Exercise brief:
Give back each entry unchanged, minus pictures.
□ □ □ □ □
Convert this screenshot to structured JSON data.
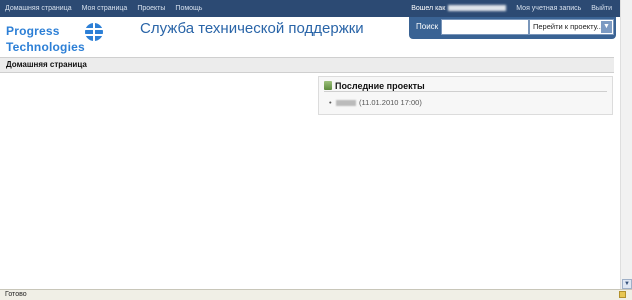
{
  "topnav": {
    "left": [
      "Домашняя страница",
      "Моя страница",
      "Проекты",
      "Помощь"
    ],
    "login_label": "Вошел как",
    "account": "Моя учетная запись",
    "logout": "Выйти"
  },
  "logo": {
    "line1": "Progress",
    "line2": "Technologies"
  },
  "header": {
    "title": "Служба технической поддержки"
  },
  "search": {
    "label": "Поиск",
    "value": "",
    "jump": "Перейти к проекту..."
  },
  "page": {
    "title": "Домашняя страница"
  },
  "projects": {
    "heading": "Последние проекты",
    "items": [
      {
        "date": "(11.01.2010 17:00)"
      }
    ]
  },
  "status": {
    "text": "Готово"
  }
}
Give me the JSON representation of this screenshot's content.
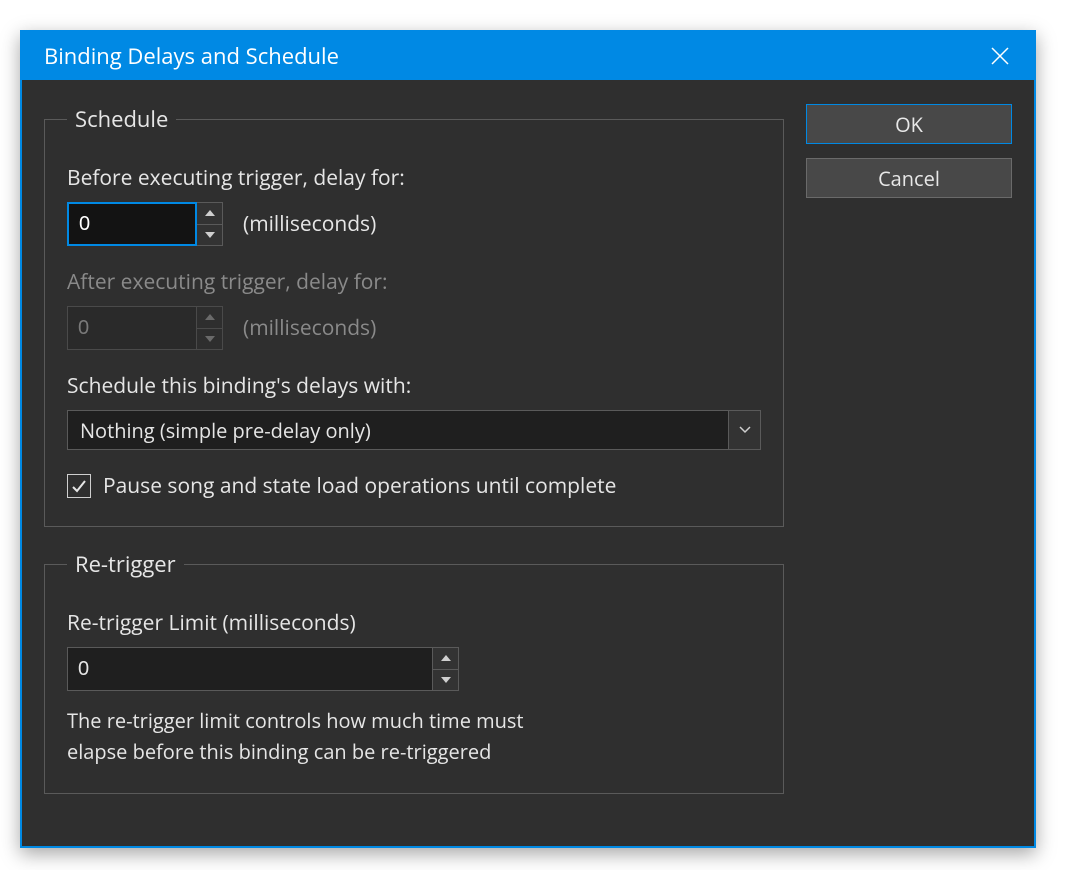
{
  "window": {
    "title": "Binding Delays and Schedule"
  },
  "buttons": {
    "ok": "OK",
    "cancel": "Cancel"
  },
  "schedule": {
    "legend": "Schedule",
    "before_label": "Before executing trigger, delay for:",
    "before_value": "0",
    "before_unit": "(milliseconds)",
    "after_label": "After executing trigger, delay for:",
    "after_value": "0",
    "after_unit": "(milliseconds)",
    "with_label": "Schedule this binding's delays with:",
    "with_value": "Nothing (simple pre-delay only)",
    "pause_label": "Pause song and state load operations until complete",
    "pause_checked": true
  },
  "retrigger": {
    "legend": "Re-trigger",
    "limit_label": "Re-trigger Limit (milliseconds)",
    "limit_value": "0",
    "help_line1": "The re-trigger limit controls how much time must",
    "help_line2": "elapse before this binding can be re-triggered"
  }
}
□ □ □ □ □
Final answer:
Convert this screenshot to structured JSON data.
{
  "topnav": {
    "left": [
      "Домашняя страница",
      "Моя страница",
      "Проекты",
      "Помощь"
    ],
    "login_label": "Вошел как",
    "account": "Моя учетная запись",
    "logout": "Выйти"
  },
  "logo": {
    "line1": "Progress",
    "line2": "Technologies"
  },
  "header": {
    "title": "Служба технической поддержки"
  },
  "search": {
    "label": "Поиск",
    "value": "",
    "jump": "Перейти к проекту..."
  },
  "page": {
    "title": "Домашняя страница"
  },
  "projects": {
    "heading": "Последние проекты",
    "items": [
      {
        "date": "(11.01.2010 17:00)"
      }
    ]
  },
  "status": {
    "text": "Готово"
  }
}
Give me the JSON representation of this screenshot's content.
{
  "window": {
    "title": "Binding Delays and Schedule"
  },
  "buttons": {
    "ok": "OK",
    "cancel": "Cancel"
  },
  "schedule": {
    "legend": "Schedule",
    "before_label": "Before executing trigger, delay for:",
    "before_value": "0",
    "before_unit": "(milliseconds)",
    "after_label": "After executing trigger, delay for:",
    "after_value": "0",
    "after_unit": "(milliseconds)",
    "with_label": "Schedule this binding's delays with:",
    "with_value": "Nothing (simple pre-delay only)",
    "pause_label": "Pause song and state load operations until complete",
    "pause_checked": true
  },
  "retrigger": {
    "legend": "Re-trigger",
    "limit_label": "Re-trigger Limit (milliseconds)",
    "limit_value": "0",
    "help_line1": "The re-trigger limit controls how much time must",
    "help_line2": "elapse before this binding can be re-triggered"
  }
}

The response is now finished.